== Provided data ==
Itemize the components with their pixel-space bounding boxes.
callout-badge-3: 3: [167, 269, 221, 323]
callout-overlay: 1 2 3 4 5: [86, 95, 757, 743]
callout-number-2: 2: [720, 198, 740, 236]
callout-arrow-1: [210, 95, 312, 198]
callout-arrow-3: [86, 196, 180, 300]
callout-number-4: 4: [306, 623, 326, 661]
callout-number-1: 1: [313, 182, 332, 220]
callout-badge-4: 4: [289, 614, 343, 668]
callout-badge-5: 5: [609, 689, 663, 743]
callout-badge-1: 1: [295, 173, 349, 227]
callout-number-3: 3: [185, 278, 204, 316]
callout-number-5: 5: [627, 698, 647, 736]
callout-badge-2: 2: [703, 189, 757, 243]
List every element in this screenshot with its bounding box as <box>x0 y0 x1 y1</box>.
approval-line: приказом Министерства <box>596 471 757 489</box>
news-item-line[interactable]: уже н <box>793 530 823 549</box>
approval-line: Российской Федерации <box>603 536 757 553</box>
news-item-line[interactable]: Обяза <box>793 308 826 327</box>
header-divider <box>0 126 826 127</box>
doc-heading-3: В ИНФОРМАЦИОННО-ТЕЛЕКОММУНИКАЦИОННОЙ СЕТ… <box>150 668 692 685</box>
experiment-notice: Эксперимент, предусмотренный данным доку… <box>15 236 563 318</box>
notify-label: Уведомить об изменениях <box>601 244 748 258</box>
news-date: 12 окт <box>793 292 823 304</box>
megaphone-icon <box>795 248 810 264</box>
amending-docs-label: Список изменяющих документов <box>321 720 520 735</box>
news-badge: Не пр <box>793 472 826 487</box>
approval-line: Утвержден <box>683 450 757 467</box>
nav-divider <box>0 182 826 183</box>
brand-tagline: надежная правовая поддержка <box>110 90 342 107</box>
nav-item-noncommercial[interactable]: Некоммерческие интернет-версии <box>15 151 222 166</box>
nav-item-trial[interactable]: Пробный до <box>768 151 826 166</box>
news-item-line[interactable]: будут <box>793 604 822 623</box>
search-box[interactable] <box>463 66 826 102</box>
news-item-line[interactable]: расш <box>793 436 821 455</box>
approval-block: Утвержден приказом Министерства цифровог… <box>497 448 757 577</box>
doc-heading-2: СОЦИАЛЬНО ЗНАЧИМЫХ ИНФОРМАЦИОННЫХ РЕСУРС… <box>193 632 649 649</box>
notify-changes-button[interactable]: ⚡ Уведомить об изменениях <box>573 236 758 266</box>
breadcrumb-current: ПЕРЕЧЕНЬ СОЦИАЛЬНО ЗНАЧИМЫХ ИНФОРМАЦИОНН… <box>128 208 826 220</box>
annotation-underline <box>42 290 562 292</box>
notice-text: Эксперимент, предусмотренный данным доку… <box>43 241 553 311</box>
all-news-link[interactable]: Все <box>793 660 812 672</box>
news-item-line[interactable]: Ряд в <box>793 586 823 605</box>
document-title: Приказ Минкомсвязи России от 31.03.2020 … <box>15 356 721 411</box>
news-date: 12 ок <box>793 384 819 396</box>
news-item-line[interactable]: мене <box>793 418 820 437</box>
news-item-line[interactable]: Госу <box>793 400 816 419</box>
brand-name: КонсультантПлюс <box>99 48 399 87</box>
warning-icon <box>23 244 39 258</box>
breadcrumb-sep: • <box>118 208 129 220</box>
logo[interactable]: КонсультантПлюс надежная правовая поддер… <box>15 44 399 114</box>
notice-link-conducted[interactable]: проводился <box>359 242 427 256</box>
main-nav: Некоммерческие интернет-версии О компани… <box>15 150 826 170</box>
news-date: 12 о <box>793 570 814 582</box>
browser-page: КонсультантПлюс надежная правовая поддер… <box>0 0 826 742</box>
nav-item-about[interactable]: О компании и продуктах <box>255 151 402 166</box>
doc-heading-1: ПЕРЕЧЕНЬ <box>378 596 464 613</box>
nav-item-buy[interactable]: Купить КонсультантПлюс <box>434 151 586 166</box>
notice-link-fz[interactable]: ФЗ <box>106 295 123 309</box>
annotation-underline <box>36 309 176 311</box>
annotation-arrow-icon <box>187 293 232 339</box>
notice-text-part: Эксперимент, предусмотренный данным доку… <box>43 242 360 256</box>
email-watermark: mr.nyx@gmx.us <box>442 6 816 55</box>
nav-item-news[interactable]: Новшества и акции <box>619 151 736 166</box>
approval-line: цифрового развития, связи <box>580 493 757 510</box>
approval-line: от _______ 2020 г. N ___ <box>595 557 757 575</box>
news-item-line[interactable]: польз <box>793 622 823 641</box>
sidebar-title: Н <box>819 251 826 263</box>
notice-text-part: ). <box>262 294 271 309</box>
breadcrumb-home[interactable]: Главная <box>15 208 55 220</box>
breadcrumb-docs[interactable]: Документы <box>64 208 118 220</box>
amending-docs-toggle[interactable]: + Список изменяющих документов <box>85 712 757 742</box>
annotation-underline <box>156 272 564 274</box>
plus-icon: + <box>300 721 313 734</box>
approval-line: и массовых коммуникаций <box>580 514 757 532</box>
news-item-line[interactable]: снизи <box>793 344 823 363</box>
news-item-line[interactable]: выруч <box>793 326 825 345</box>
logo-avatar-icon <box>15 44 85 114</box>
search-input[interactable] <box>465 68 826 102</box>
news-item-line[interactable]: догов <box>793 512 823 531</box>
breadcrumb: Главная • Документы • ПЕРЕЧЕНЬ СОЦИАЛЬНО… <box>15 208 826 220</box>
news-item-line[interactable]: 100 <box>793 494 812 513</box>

== Exercise aim ==
Which rows above contain the string "ЗНАЧИМЫХ"? Pick out each one and copy it in full, counting only matches with the same case.

== Result of this exercise ==
doc-heading-2: СОЦИАЛЬНО ЗНАЧИМЫХ ИНФОРМАЦИОННЫХ РЕСУРС… <box>193 632 649 649</box>
breadcrumb-current: ПЕРЕЧЕНЬ СОЦИАЛЬНО ЗНАЧИМЫХ ИНФОРМАЦИОНН… <box>128 208 826 220</box>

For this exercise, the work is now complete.